SHORT TASK: Repeat the whole of the data, keeping every detail the same.

— start EXTRACTED RECORDS —

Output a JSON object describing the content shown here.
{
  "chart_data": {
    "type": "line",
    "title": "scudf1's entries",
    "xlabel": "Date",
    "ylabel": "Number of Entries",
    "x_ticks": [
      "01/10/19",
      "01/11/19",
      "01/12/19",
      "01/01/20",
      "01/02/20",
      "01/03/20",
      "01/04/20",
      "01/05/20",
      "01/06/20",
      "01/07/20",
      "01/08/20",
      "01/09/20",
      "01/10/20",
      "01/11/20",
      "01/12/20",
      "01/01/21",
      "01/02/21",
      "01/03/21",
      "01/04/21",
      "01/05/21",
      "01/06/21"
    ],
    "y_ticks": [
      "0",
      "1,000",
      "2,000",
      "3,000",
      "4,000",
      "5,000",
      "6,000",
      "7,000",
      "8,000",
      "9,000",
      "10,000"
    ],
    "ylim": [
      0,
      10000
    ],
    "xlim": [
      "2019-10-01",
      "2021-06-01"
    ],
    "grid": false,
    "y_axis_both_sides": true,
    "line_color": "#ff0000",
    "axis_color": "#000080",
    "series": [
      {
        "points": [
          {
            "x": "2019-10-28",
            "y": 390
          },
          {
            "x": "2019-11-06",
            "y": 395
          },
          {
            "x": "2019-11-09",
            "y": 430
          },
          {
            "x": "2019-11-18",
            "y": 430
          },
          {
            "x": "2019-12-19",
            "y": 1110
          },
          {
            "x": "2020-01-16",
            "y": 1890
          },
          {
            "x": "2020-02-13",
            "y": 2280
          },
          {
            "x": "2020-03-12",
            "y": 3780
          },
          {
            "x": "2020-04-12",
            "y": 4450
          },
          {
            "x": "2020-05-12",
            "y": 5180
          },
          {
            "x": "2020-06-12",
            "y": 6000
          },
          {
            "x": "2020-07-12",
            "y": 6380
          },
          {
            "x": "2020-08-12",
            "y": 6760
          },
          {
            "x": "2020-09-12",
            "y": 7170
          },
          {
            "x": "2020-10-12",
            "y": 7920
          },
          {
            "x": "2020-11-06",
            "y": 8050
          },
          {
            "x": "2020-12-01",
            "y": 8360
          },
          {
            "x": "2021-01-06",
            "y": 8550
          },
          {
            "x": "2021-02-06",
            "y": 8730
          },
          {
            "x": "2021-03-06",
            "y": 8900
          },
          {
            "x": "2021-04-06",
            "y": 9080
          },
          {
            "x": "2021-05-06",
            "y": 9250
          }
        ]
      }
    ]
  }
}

— end EXTRACTED RECORDS —

WRITTEN ANSWER:
Output a JSON object describing the content shown here.
{
  "chart_data": {
    "type": "line",
    "title": "scudf1's entries",
    "xlabel": "Date",
    "ylabel": "Number of Entries",
    "x_ticks": [
      "01/10/19",
      "01/11/19",
      "01/12/19",
      "01/01/20",
      "01/02/20",
      "01/03/20",
      "01/04/20",
      "01/05/20",
      "01/06/20",
      "01/07/20",
      "01/08/20",
      "01/09/20",
      "01/10/20",
      "01/11/20",
      "01/12/20",
      "01/01/21",
      "01/02/21",
      "01/03/21",
      "01/04/21",
      "01/05/21",
      "01/06/21"
    ],
    "y_ticks": [
      "0",
      "1,000",
      "2,000",
      "3,000",
      "4,000",
      "5,000",
      "6,000",
      "7,000",
      "8,000",
      "9,000",
      "10,000"
    ],
    "ylim": [
      0,
      10000
    ],
    "xlim": [
      "2019-10-01",
      "2021-06-01"
    ],
    "grid": false,
    "y_axis_both_sides": true,
    "line_color": "#ff0000",
    "axis_color": "#000080",
    "series": [
      {
        "points": [
          {
            "x": "2019-10-28",
            "y": 390
          },
          {
            "x": "2019-11-06",
            "y": 395
          },
          {
            "x": "2019-11-09",
            "y": 430
          },
          {
            "x": "2019-11-18",
            "y": 430
          },
          {
            "x": "2019-12-19",
            "y": 1110
          },
          {
            "x": "2020-01-16",
            "y": 1890
          },
          {
            "x": "2020-02-13",
            "y": 2280
          },
          {
            "x": "2020-03-12",
            "y": 3780
          },
          {
            "x": "2020-04-12",
            "y": 4450
          },
          {
            "x": "2020-05-12",
            "y": 5180
          },
          {
            "x": "2020-06-12",
            "y": 6000
          },
          {
            "x": "2020-07-12",
            "y": 6380
          },
          {
            "x": "2020-08-12",
            "y": 6760
          },
          {
            "x": "2020-09-12",
            "y": 7170
          },
          {
            "x": "2020-10-12",
            "y": 7920
          },
          {
            "x": "2020-11-06",
            "y": 8050
          },
          {
            "x": "2020-12-01",
            "y": 8360
          },
          {
            "x": "2021-01-06",
            "y": 8550
          },
          {
            "x": "2021-02-06",
            "y": 8730
          },
          {
            "x": "2021-03-06",
            "y": 8900
          },
          {
            "x": "2021-04-06",
            "y": 9080
          },
          {
            "x": "2021-05-06",
            "y": 9250
          }
        ]
      }
    ]
  }
}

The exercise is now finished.